» **TASK PROMPT**: Reproduce all the entries exactly.

[Collected data entries]
* start *
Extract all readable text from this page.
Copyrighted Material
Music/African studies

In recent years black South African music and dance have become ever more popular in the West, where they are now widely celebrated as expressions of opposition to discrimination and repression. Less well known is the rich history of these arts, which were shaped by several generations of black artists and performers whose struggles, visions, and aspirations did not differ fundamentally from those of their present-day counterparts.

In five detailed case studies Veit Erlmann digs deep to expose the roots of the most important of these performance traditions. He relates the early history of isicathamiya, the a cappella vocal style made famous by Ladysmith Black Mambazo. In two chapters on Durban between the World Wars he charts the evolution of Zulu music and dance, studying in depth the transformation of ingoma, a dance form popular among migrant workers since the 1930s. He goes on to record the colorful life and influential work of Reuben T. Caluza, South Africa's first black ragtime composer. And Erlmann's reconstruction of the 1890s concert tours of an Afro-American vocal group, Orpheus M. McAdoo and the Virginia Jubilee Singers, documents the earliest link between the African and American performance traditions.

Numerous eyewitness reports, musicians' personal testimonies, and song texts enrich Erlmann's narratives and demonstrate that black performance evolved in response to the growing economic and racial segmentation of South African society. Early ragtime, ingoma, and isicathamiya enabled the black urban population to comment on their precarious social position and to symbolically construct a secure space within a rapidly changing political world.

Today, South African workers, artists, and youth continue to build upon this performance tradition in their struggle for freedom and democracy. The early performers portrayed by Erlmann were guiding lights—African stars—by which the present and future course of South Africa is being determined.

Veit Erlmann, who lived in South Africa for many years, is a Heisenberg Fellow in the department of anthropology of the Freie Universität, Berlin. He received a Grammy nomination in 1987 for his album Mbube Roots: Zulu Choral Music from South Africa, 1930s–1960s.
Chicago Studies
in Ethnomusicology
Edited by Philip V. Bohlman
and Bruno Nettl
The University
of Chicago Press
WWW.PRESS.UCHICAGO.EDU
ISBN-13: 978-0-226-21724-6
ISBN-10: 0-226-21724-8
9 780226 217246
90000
* end *
» **OUTPUT FOR THIS TASK**:
Extract all readable text from this page.
Copyrighted Material
Music/African studies

In recent years black South African music and dance have become ever more popular in the West, where they are now widely celebrated as expressions of opposition to discrimination and repression. Less well known is the rich history of these arts, which were shaped by several generations of black artists and performers whose struggles, visions, and aspirations did not differ fundamentally from those of their present-day counterparts.

In five detailed case studies Veit Erlmann digs deep to expose the roots of the most important of these performance traditions. He relates the early history of isicathamiya, the a cappella vocal style made famous by Ladysmith Black Mambazo. In two chapters on Durban between the World Wars he charts the evolution of Zulu music and dance, studying in depth the transformation of ingoma, a dance form popular among migrant workers since the 1930s. He goes on to record the colorful life and influential work of Reuben T. Caluza, South Africa's first black ragtime composer. And Erlmann's reconstruction of the 1890s concert tours of an Afro-American vocal group, Orpheus M. McAdoo and the Virginia Jubilee Singers, documents the earliest link between the African and American performance traditions.

Numerous eyewitness reports, musicians' personal testimonies, and song texts enrich Erlmann's narratives and demonstrate that black performance evolved in response to the growing economic and racial segmentation of South African society. Early ragtime, ingoma, and isicathamiya enabled the black urban population to comment on their precarious social position and to symbolically construct a secure space within a rapidly changing political world.

Today, South African workers, artists, and youth continue to build upon this performance tradition in their struggle for freedom and democracy. The early performers portrayed by Erlmann were guiding lights—African stars—by which the present and future course of South Africa is being determined.

Veit Erlmann, who lived in South Africa for many years, is a Heisenberg Fellow in the department of anthropology of the Freie Universität, Berlin. He received a Grammy nomination in 1987 for his album Mbube Roots: Zulu Choral Music from South Africa, 1930s–1960s.
Chicago Studies
in Ethnomusicology
Edited by Philip V. Bohlman
and Bruno Nettl
The University
of Chicago Press
WWW.PRESS.UCHICAGO.EDU
ISBN-13: 978-0-226-21724-6
ISBN-10: 0-226-21724-8
9 780226 217246
90000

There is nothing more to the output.